» Objective
Copy every line from the material below that holds "Precision".

### Data provided ###

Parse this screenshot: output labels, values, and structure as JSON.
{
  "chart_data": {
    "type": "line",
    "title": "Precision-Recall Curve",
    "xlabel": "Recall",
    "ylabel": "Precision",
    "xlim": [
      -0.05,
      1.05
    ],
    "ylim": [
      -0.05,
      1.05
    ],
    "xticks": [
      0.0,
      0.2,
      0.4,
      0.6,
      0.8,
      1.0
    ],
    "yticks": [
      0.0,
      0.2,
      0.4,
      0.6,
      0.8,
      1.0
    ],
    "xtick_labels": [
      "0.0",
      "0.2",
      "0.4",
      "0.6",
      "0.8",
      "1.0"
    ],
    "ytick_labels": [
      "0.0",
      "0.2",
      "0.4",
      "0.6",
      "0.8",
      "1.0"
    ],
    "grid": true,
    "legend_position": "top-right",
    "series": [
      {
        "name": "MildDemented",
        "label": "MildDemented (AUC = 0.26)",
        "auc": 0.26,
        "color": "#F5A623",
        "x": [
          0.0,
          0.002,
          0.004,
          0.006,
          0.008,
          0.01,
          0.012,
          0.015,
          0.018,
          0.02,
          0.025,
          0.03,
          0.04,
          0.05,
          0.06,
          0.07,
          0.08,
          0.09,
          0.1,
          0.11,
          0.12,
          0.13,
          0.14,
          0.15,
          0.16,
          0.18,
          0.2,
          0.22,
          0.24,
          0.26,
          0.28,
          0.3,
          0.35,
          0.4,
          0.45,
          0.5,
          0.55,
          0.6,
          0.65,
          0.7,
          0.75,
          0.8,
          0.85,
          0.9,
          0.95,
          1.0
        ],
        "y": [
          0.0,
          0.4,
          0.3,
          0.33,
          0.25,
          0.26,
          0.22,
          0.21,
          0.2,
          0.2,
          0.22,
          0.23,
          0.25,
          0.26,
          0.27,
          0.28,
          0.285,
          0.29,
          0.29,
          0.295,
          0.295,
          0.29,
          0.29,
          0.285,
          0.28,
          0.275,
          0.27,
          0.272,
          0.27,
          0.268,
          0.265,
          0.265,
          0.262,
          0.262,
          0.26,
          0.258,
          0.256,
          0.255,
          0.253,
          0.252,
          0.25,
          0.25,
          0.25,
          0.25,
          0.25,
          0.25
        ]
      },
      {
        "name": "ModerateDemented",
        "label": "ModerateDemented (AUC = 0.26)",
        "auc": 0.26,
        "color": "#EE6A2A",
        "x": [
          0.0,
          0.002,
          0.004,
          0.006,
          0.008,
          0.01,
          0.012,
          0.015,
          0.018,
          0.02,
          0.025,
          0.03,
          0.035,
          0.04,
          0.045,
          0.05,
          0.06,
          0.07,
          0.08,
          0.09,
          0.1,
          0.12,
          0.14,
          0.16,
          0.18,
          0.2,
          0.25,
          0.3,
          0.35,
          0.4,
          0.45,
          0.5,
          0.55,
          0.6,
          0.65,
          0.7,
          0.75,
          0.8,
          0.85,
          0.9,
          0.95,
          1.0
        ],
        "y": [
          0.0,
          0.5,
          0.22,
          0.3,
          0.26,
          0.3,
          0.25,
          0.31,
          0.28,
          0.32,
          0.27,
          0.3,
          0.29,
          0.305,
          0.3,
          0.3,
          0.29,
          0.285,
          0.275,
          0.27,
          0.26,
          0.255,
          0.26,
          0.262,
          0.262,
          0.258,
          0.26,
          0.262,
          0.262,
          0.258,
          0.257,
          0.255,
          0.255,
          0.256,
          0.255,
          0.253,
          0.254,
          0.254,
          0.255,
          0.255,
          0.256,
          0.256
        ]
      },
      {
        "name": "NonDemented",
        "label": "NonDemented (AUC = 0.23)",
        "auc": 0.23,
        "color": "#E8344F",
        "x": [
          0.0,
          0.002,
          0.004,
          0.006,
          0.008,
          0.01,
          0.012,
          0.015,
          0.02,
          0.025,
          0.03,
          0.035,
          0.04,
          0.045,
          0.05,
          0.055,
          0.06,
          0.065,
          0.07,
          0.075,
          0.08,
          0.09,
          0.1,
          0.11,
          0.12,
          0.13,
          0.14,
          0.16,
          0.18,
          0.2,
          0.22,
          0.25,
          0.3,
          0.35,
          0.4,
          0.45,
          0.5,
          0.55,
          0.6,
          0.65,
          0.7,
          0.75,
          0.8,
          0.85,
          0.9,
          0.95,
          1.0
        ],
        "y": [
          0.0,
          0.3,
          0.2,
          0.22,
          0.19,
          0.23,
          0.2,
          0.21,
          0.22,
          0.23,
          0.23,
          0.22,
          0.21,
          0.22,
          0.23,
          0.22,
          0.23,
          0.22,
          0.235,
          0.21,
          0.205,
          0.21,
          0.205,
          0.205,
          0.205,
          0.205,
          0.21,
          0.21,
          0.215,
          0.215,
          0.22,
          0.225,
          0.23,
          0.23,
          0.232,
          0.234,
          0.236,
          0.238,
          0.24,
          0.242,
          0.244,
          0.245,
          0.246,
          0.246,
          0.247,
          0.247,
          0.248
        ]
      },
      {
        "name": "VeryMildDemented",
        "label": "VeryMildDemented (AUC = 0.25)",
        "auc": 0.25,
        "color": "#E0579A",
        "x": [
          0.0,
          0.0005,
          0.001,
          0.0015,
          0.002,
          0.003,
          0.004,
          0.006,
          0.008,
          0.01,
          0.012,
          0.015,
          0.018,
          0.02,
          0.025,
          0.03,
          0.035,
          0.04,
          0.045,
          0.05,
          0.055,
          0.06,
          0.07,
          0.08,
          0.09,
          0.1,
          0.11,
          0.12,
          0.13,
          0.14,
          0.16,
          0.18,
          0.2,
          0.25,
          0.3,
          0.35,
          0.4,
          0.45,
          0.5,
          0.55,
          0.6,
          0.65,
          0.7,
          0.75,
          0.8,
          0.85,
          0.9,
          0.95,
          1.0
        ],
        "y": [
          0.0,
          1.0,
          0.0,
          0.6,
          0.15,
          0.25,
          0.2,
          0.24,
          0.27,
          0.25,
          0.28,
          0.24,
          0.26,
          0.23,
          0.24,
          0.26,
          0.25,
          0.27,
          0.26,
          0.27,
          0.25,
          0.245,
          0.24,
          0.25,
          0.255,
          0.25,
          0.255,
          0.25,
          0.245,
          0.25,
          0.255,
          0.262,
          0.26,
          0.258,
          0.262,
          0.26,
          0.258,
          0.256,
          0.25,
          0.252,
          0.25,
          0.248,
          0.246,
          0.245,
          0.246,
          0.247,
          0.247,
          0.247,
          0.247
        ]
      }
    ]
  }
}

###

» Result of this exercise
    "title": "Precision-Recall Curve",
    "ylabel": "Precision",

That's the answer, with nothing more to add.